**What is expected**
List all lines in the material below that contain "text".

◇ ◇ ◇ ◇ ◇ ◇ ◇

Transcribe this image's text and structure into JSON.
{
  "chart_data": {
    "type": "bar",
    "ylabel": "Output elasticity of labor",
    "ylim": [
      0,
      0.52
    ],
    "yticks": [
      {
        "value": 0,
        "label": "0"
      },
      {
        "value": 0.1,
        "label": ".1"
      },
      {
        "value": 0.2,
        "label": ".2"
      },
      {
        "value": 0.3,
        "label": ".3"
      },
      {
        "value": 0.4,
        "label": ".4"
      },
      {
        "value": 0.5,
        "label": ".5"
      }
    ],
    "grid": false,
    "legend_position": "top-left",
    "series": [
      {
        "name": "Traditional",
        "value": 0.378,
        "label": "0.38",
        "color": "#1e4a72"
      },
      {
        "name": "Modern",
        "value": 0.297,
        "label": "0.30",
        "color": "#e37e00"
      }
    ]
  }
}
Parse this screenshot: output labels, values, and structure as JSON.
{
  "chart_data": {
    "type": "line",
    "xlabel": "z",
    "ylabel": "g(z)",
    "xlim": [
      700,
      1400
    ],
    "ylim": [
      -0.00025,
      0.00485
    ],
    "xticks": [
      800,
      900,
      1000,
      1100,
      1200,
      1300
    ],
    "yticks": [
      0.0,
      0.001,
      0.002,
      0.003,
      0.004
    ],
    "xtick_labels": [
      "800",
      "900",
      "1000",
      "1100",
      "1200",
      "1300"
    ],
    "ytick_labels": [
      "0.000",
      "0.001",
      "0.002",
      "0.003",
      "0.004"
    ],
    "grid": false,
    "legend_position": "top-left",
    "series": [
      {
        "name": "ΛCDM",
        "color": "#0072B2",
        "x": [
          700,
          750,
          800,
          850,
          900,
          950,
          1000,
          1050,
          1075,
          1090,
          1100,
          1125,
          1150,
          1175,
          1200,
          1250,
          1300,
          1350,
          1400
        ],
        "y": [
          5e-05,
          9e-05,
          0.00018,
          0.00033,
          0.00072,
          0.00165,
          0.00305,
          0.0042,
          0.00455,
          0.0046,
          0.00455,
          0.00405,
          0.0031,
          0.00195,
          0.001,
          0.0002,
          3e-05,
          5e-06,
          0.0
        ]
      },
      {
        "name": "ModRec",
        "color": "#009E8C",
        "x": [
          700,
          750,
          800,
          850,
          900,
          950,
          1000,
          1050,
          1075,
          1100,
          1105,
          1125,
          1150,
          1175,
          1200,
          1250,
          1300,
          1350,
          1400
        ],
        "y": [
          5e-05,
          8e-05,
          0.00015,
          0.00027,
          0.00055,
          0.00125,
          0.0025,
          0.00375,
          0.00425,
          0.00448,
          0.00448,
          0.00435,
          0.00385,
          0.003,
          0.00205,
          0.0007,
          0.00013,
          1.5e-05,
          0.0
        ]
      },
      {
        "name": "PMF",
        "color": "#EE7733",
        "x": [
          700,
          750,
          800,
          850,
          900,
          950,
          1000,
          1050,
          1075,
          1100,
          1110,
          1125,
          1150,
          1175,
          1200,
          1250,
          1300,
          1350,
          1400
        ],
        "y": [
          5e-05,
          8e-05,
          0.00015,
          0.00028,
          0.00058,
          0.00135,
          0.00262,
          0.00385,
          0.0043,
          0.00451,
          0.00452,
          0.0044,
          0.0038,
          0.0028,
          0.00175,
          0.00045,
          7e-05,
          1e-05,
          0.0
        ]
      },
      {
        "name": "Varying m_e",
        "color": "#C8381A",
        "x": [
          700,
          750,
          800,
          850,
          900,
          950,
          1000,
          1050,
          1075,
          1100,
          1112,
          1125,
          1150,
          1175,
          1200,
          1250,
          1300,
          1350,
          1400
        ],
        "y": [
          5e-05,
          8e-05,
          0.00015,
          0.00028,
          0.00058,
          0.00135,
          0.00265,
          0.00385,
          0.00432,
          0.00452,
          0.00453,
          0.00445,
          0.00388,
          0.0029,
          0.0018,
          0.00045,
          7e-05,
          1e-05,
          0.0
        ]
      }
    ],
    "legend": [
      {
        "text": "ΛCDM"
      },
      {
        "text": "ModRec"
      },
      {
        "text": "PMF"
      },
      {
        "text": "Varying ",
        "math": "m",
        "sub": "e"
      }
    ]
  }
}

◇ ◇ ◇ ◇ ◇ ◇ ◇

**Final result**
Transcribe this image's text and structure into JSON.
        "text": "ΛCDM"
        "text": "ModRec"
        "text": "PMF"
        "text": "Varying ",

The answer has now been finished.